■ **Requirements**
Write the listing out again, all of it, word for word.

■ **Records supplied**
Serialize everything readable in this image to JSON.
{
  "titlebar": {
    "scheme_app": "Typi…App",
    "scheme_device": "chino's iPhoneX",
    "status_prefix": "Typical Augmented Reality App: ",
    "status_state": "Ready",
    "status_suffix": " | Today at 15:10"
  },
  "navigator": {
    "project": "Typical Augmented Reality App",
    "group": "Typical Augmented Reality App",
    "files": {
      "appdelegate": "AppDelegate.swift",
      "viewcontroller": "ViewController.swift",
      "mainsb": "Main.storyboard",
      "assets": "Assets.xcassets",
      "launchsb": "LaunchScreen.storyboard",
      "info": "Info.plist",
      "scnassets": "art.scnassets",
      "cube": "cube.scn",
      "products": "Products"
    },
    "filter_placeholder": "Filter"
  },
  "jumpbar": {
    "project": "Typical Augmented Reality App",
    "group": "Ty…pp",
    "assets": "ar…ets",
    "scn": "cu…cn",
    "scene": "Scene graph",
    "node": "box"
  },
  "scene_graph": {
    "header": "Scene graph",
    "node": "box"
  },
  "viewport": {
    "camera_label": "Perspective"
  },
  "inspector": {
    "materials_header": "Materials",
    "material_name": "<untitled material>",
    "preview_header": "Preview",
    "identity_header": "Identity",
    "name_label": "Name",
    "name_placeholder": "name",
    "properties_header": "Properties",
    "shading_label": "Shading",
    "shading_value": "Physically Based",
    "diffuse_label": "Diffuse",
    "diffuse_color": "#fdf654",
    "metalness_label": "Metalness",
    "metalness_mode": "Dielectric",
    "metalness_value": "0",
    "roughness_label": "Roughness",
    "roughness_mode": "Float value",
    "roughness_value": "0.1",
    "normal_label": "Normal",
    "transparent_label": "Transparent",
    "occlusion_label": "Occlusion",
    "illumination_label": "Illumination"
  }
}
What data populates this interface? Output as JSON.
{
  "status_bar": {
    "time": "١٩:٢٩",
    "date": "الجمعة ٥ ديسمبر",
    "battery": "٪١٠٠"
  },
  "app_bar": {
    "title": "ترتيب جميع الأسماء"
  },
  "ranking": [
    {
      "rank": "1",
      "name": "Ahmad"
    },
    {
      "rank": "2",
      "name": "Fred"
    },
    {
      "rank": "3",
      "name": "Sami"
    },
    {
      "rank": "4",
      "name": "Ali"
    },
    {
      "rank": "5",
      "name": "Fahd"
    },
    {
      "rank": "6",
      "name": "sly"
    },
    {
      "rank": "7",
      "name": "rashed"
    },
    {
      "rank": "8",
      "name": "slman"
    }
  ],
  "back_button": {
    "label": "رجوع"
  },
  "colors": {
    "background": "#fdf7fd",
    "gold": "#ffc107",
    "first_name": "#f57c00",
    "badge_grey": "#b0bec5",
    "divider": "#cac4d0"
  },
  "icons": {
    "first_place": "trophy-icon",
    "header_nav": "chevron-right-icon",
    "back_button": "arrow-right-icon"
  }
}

■ **Problem solution**
Serialize everything readable in this image to JSON.
{
  "titlebar": {
    "scheme_app": "Typi…App",
    "scheme_device": "chino's iPhoneX",
    "status_prefix": "Typical Augmented Reality App: ",
    "status_state": "Ready",
    "status_suffix": " | Today at 15:10"
  },
  "navigator": {
    "project": "Typical Augmented Reality App",
    "group": "Typical Augmented Reality App",
    "files": {
      "appdelegate": "AppDelegate.swift",
      "viewcontroller": "ViewController.swift",
      "mainsb": "Main.storyboard",
      "assets": "Assets.xcassets",
      "launchsb": "LaunchScreen.storyboard",
      "info": "Info.plist",
      "scnassets": "art.scnassets",
      "cube": "cube.scn",
      "products": "Products"
    },
    "filter_placeholder": "Filter"
  },
  "jumpbar": {
    "project": "Typical Augmented Reality App",
    "group": "Ty…pp",
    "assets": "ar…ets",
    "scn": "cu…cn",
    "scene": "Scene graph",
    "node": "box"
  },
  "scene_graph": {
    "header": "Scene graph",
    "node": "box"
  },
  "viewport": {
    "camera_label": "Perspective"
  },
  "inspector": {
    "materials_header": "Materials",
    "material_name": "<untitled material>",
    "preview_header": "Preview",
    "identity_header": "Identity",
    "name_label": "Name",
    "name_placeholder": "name",
    "properties_header": "Properties",
    "shading_label": "Shading",
    "shading_value": "Physically Based",
    "diffuse_label": "Diffuse",
    "diffuse_color": "#fdf654",
    "metalness_label": "Metalness",
    "metalness_mode": "Dielectric",
    "metalness_value": "0",
    "roughness_label": "Roughness",
    "roughness_mode": "Float value",
    "roughness_value": "0.1",
    "normal_label": "Normal",
    "transparent_label": "Transparent",
    "occlusion_label": "Occlusion",
    "illumination_label": "Illumination"
  }
}
What data populates this interface? Output as JSON.
{
  "status_bar": {
    "time": "١٩:٢٩",
    "date": "الجمعة ٥ ديسمبر",
    "battery": "٪١٠٠"
  },
  "app_bar": {
    "title": "ترتيب جميع الأسماء"
  },
  "ranking": [
    {
      "rank": "1",
      "name": "Ahmad"
    },
    {
      "rank": "2",
      "name": "Fred"
    },
    {
      "rank": "3",
      "name": "Sami"
    },
    {
      "rank": "4",
      "name": "Ali"
    },
    {
      "rank": "5",
      "name": "Fahd"
    },
    {
      "rank": "6",
      "name": "sly"
    },
    {
      "rank": "7",
      "name": "rashed"
    },
    {
      "rank": "8",
      "name": "slman"
    }
  ],
  "back_button": {
    "label": "رجوع"
  },
  "colors": {
    "background": "#fdf7fd",
    "gold": "#ffc107",
    "first_name": "#f57c00",
    "badge_grey": "#b0bec5",
    "divider": "#cac4d0"
  },
  "icons": {
    "first_place": "trophy-icon",
    "header_nav": "chevron-right-icon",
    "back_button": "arrow-right-icon"
  }
}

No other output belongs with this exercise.